**Instructions for the task**
Give back all of the data exactly. Leave nothing out.

Records to use START

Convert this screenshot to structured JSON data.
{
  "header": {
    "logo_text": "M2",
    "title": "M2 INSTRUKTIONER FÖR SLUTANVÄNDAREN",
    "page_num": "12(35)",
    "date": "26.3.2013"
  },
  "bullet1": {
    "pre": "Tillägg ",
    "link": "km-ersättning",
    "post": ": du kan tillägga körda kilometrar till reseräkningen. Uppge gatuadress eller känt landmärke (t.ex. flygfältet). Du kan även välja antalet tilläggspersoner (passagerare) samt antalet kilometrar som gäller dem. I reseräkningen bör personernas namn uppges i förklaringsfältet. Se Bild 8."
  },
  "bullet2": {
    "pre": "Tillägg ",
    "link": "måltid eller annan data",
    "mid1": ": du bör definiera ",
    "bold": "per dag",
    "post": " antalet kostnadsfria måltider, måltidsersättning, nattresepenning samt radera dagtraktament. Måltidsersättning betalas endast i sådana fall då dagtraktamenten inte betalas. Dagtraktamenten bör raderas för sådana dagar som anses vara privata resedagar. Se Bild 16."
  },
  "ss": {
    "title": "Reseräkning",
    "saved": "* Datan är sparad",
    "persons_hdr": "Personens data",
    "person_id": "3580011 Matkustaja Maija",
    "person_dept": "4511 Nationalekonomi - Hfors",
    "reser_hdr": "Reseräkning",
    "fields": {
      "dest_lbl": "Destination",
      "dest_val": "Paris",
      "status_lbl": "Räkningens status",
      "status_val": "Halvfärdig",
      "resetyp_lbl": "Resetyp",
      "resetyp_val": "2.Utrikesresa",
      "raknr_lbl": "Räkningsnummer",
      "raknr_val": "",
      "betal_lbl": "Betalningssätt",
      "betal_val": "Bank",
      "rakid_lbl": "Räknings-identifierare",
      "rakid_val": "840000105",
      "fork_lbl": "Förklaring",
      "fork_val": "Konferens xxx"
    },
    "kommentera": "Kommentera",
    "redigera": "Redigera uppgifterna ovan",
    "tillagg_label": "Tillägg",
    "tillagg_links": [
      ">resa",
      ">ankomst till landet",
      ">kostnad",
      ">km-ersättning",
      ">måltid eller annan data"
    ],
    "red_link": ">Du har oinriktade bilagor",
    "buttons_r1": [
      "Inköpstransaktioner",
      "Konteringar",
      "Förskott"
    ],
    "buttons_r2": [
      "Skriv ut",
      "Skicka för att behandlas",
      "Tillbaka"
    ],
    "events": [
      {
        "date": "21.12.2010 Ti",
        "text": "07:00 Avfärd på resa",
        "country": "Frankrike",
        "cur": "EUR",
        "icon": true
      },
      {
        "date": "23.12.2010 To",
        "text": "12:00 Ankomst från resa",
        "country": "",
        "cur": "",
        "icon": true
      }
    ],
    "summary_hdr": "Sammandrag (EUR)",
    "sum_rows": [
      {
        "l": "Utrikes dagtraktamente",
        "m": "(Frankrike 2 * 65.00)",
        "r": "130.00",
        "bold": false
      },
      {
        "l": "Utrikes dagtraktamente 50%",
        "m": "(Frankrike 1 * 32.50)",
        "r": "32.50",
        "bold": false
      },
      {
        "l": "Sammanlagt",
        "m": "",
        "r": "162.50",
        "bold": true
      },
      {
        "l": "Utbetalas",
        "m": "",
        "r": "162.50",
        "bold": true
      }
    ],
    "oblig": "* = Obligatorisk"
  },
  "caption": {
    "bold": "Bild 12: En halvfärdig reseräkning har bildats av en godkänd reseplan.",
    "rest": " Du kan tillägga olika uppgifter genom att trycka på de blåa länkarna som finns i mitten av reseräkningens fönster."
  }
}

Records to use END

**Exercise answer**
Convert this screenshot to structured JSON data.
{
  "header": {
    "logo_text": "M2",
    "title": "M2 INSTRUKTIONER FÖR SLUTANVÄNDAREN",
    "page_num": "12(35)",
    "date": "26.3.2013"
  },
  "bullet1": {
    "pre": "Tillägg ",
    "link": "km-ersättning",
    "post": ": du kan tillägga körda kilometrar till reseräkningen. Uppge gatuadress eller känt landmärke (t.ex. flygfältet). Du kan även välja antalet tilläggspersoner (passagerare) samt antalet kilometrar som gäller dem. I reseräkningen bör personernas namn uppges i förklaringsfältet. Se Bild 8."
  },
  "bullet2": {
    "pre": "Tillägg ",
    "link": "måltid eller annan data",
    "mid1": ": du bör definiera ",
    "bold": "per dag",
    "post": " antalet kostnadsfria måltider, måltidsersättning, nattresepenning samt radera dagtraktament. Måltidsersättning betalas endast i sådana fall då dagtraktamenten inte betalas. Dagtraktamenten bör raderas för sådana dagar som anses vara privata resedagar. Se Bild 16."
  },
  "ss": {
    "title": "Reseräkning",
    "saved": "* Datan är sparad",
    "persons_hdr": "Personens data",
    "person_id": "3580011 Matkustaja Maija",
    "person_dept": "4511 Nationalekonomi - Hfors",
    "reser_hdr": "Reseräkning",
    "fields": {
      "dest_lbl": "Destination",
      "dest_val": "Paris",
      "status_lbl": "Räkningens status",
      "status_val": "Halvfärdig",
      "resetyp_lbl": "Resetyp",
      "resetyp_val": "2.Utrikesresa",
      "raknr_lbl": "Räkningsnummer",
      "raknr_val": "",
      "betal_lbl": "Betalningssätt",
      "betal_val": "Bank",
      "rakid_lbl": "Räknings-identifierare",
      "rakid_val": "840000105",
      "fork_lbl": "Förklaring",
      "fork_val": "Konferens xxx"
    },
    "kommentera": "Kommentera",
    "redigera": "Redigera uppgifterna ovan",
    "tillagg_label": "Tillägg",
    "tillagg_links": [
      ">resa",
      ">ankomst till landet",
      ">kostnad",
      ">km-ersättning",
      ">måltid eller annan data"
    ],
    "red_link": ">Du har oinriktade bilagor",
    "buttons_r1": [
      "Inköpstransaktioner",
      "Konteringar",
      "Förskott"
    ],
    "buttons_r2": [
      "Skriv ut",
      "Skicka för att behandlas",
      "Tillbaka"
    ],
    "events": [
      {
        "date": "21.12.2010 Ti",
        "text": "07:00 Avfärd på resa",
        "country": "Frankrike",
        "cur": "EUR",
        "icon": true
      },
      {
        "date": "23.12.2010 To",
        "text": "12:00 Ankomst från resa",
        "country": "",
        "cur": "",
        "icon": true
      }
    ],
    "summary_hdr": "Sammandrag (EUR)",
    "sum_rows": [
      {
        "l": "Utrikes dagtraktamente",
        "m": "(Frankrike 2 * 65.00)",
        "r": "130.00",
        "bold": false
      },
      {
        "l": "Utrikes dagtraktamente 50%",
        "m": "(Frankrike 1 * 32.50)",
        "r": "32.50",
        "bold": false
      },
      {
        "l": "Sammanlagt",
        "m": "",
        "r": "162.50",
        "bold": true
      },
      {
        "l": "Utbetalas",
        "m": "",
        "r": "162.50",
        "bold": true
      }
    ],
    "oblig": "* = Obligatorisk"
  },
  "caption": {
    "bold": "Bild 12: En halvfärdig reseräkning har bildats av en godkänd reseplan.",
    "rest": " Du kan tillägga olika uppgifter genom att trycka på de blåa länkarna som finns i mitten av reseräkningens fönster."
  }
}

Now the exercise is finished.